### What you are asked to do
Make an exact copy of the lines, leaving the pictures out.

'''

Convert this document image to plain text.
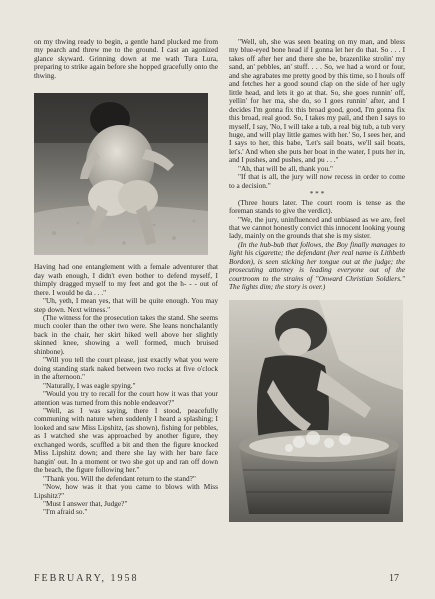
on my thwing ready to begin, a gentle hand plucked me from my pearch and threw me to the ground. I cast an agonized glance skyward. Grinning down at me wath Tura Lura, preparing to strike again before she hopped gracefully onto the thwing.

Having had one entanglement with a female adventurer that day wath enough, I didn't even bother to defend myself, I thimply dragged myself to my feet and got the h- - - out of there. I would be da . . ."

"Uh, yeth, I mean yes, that will be quite enough. You may step down. Next witness."

(The witness for the prosecution takes the stand. She seems much cooler than the other two were. She leans nonchalantly back in the chair, her skirt hiked well above her slightly skinned knee, showing a well formed, much bruised shinbone).

"Will you tell the court please, just exactly what you were doing standing stark naked between two rocks at five o'clock in the afternoon."

"Naturally, I was eagle spying."

"Would you try to recall for the court how it was that your attention was turned from this noble endeavor?"

"Well, as I was saying, there I stood, peacefully communing with nature when suddenly I heard a splashing; I looked and saw Miss Lipshitz, (as shown), fishing for pebbles, as I watched she was approached by another figure, they exchanged words, scuffled a bit and then the figure knocked Miss Lipshitz down; and there she lay with her bare face hangin' out. In a moment or two she got up and ran off down the beach, the figure following her."

"Thank you. Will the defendant return to the stand?"

"Now, how was it that you came to blows with Miss Lipshitz?"

"Must I answer that, Judge?"

"I'm afraid so."

"Well, uh, she was seen beating on my man, and bless my blue-eyed bone head if I gonna let her do that. So . . . I takes off after her and there she be, brazenlike strolin' my sand, an' pebbles, an' stuff. . . . So, we had a word or four, and she agrabates me pretty good by this time, so I houls off and fetches her a good sound clap on the side of her ugly little head, and lets it go at that. So, she goes runnin' off, yellin' for her ma, she do, so I goes runnin' after, and I decides I'm gonna fix this broad good, good, I'm gonna fix this broad, real good. So, I takes my pail, and then I says to myself, I say, 'No, I will take a tub, a real big tub, a tub very huge, and will play little games with her.' So, I sees her, and I says to her, this babe, 'Let's sail boats, we'll sail boats, let's.' And when she puts her boat in the water, I puts her in, and I pushes, and pushes, and pu . . ."

"Ah, that will be all, thank you."

"If that is all, the jury will now recess in order to come to a decision."

* * *

(Three hours later. The court room is tense as the foreman stands to give the verdict).

"We, the jury, uninfluenced and unbiased as we are, feel that we cannot honestly convict this innocent looking young lady, mainly on the grounds that she is my sister.

(In the hub-bub that follows, the Boy finally manages to light his cigarette; the defendant (her real name is Lithbeth Bordon), is seen sticking her tongue out at the judge; the prosecuting attorney is leading everyone out of the courtroom to the strains of "Onward Christian Soldiers." The lights dim; the story is over.)

FEBRUARY, 1958	17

'''

### Exercise output
Convert this document image to plain text.
on my thwing ready to begin, a gentle hand plucked me from my pearch and threw me to the ground. I cast an agonized glance skyward. Grinning down at me wath Tura Lura, preparing to strike again before she hopped gracefully onto the thwing.

Having had one entanglement with a female adventurer that day wath enough, I didn't even bother to defend myself, I thimply dragged myself to my feet and got the h- - - out of there. I would be da . . ."

"Uh, yeth, I mean yes, that will be quite enough. You may step down. Next witness."

(The witness for the prosecution takes the stand. She seems much cooler than the other two were. She leans nonchalantly back in the chair, her skirt hiked well above her slightly skinned knee, showing a well formed, much bruised shinbone).

"Will you tell the court please, just exactly what you were doing standing stark naked between two rocks at five o'clock in the afternoon."

"Naturally, I was eagle spying."

"Would you try to recall for the court how it was that your attention was turned from this noble endeavor?"

"Well, as I was saying, there I stood, peacefully communing with nature when suddenly I heard a splashing; I looked and saw Miss Lipshitz, (as shown), fishing for pebbles, as I watched she was approached by another figure, they exchanged words, scuffled a bit and then the figure knocked Miss Lipshitz down; and there she lay with her bare face hangin' out. In a moment or two she got up and ran off down the beach, the figure following her."

"Thank you. Will the defendant return to the stand?"

"Now, how was it that you came to blows with Miss Lipshitz?"

"Must I answer that, Judge?"

"I'm afraid so."

"Well, uh, she was seen beating on my man, and bless my blue-eyed bone head if I gonna let her do that. So . . . I takes off after her and there she be, brazenlike strolin' my sand, an' pebbles, an' stuff. . . . So, we had a word or four, and she agrabates me pretty good by this time, so I houls off and fetches her a good sound clap on the side of her ugly little head, and lets it go at that. So, she goes runnin' off, yellin' for her ma, she do, so I goes runnin' after, and I decides I'm gonna fix this broad good, good, I'm gonna fix this broad, real good. So, I takes my pail, and then I says to myself, I say, 'No, I will take a tub, a real big tub, a tub very huge, and will play little games with her.' So, I sees her, and I says to her, this babe, 'Let's sail boats, we'll sail boats, let's.' And when she puts her boat in the water, I puts her in, and I pushes, and pushes, and pu . . ."

"Ah, that will be all, thank you."

"If that is all, the jury will now recess in order to come to a decision."

* * *

(Three hours later. The court room is tense as the foreman stands to give the verdict).

"We, the jury, uninfluenced and unbiased as we are, feel that we cannot honestly convict this innocent looking young lady, mainly on the grounds that she is my sister.

(In the hub-bub that follows, the Boy finally manages to light his cigarette; the defendant (her real name is Lithbeth Bordon), is seen sticking her tongue out at the judge; the prosecuting attorney is leading everyone out of the courtroom to the strains of "Onward Christian Soldiers." The lights dim; the story is over.)

FEBRUARY, 1958	17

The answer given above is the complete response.